● Requirement:
Without the pictures, print each of the records below exactly as it appears.
--- BEGIN Data listing ---
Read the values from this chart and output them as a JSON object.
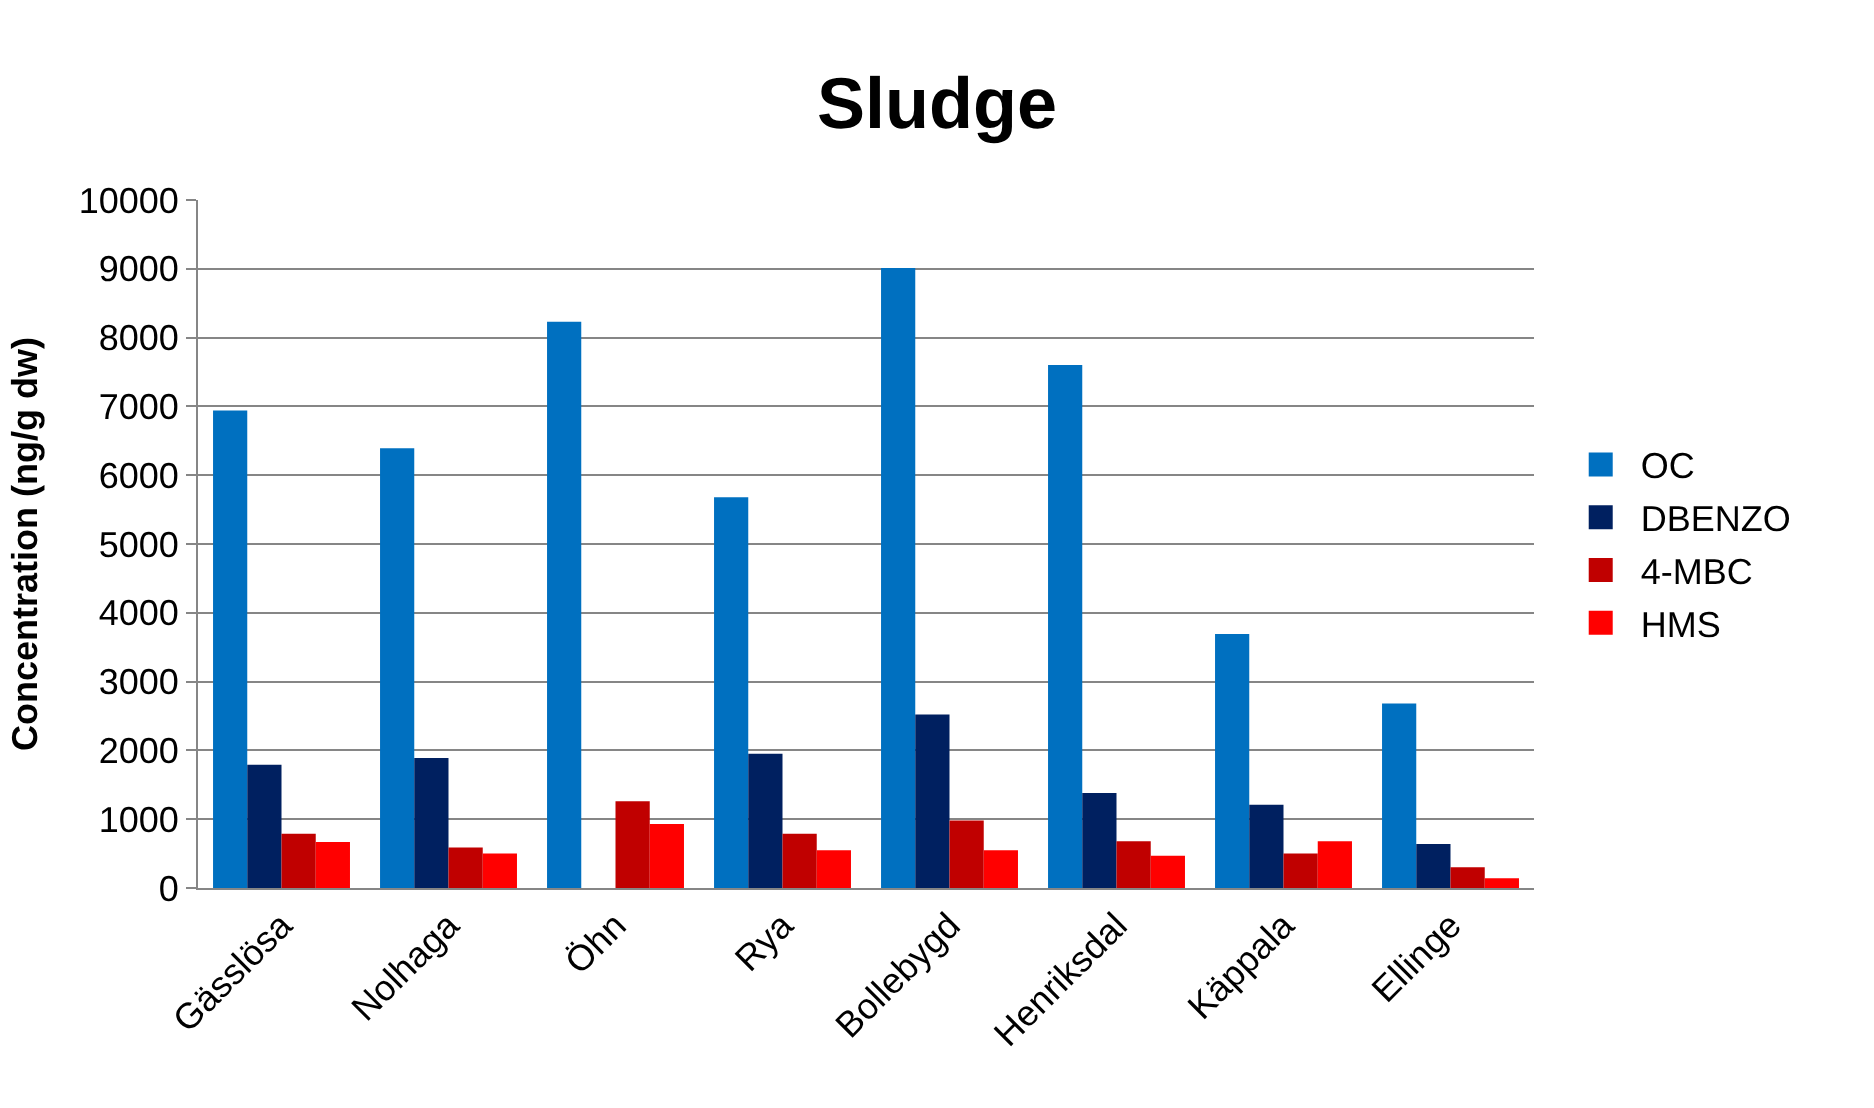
{
  "chart_data": {
    "type": "bar",
    "title": "Sludge",
    "ylabel": "Concentration (ng/g dw)",
    "categories": [
      "Gässlösa",
      "Nolhaga",
      "Öhn",
      "Rya",
      "Bollebygd",
      "Henriksdal",
      "Käppala",
      "Ellinge"
    ],
    "series": [
      {
        "name": "OC",
        "color": "#0070c0",
        "values": [
          6940,
          6390,
          8230,
          5680,
          9010,
          7600,
          3690,
          2680
        ]
      },
      {
        "name": "DBENZO",
        "color": "#002060",
        "values": [
          1790,
          1890,
          null,
          1950,
          2520,
          1380,
          1210,
          640
        ]
      },
      {
        "name": "4-MBC",
        "color": "#c00000",
        "values": [
          790,
          590,
          1260,
          790,
          980,
          680,
          500,
          300
        ]
      },
      {
        "name": "HMS",
        "color": "#ff0000",
        "values": [
          670,
          500,
          930,
          550,
          550,
          470,
          680,
          140
        ]
      }
    ],
    "ylim": [
      0,
      10000
    ],
    "yticks": [
      0,
      1000,
      2000,
      3000,
      4000,
      5000,
      6000,
      7000,
      8000,
      9000,
      10000
    ],
    "grid": "y",
    "legend": "right"
  }
}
--- END Data listing ---
● Answer for this exercise:
Read the values from this chart and output them as a JSON object.
{
  "chart_data": {
    "type": "bar",
    "title": "Sludge",
    "ylabel": "Concentration (ng/g dw)",
    "categories": [
      "Gässlösa",
      "Nolhaga",
      "Öhn",
      "Rya",
      "Bollebygd",
      "Henriksdal",
      "Käppala",
      "Ellinge"
    ],
    "series": [
      {
        "name": "OC",
        "color": "#0070c0",
        "values": [
          6940,
          6390,
          8230,
          5680,
          9010,
          7600,
          3690,
          2680
        ]
      },
      {
        "name": "DBENZO",
        "color": "#002060",
        "values": [
          1790,
          1890,
          null,
          1950,
          2520,
          1380,
          1210,
          640
        ]
      },
      {
        "name": "4-MBC",
        "color": "#c00000",
        "values": [
          790,
          590,
          1260,
          790,
          980,
          680,
          500,
          300
        ]
      },
      {
        "name": "HMS",
        "color": "#ff0000",
        "values": [
          670,
          500,
          930,
          550,
          550,
          470,
          680,
          140
        ]
      }
    ],
    "ylim": [
      0,
      10000
    ],
    "yticks": [
      0,
      1000,
      2000,
      3000,
      4000,
      5000,
      6000,
      7000,
      8000,
      9000,
      10000
    ],
    "grid": "y",
    "legend": "right"
  }
}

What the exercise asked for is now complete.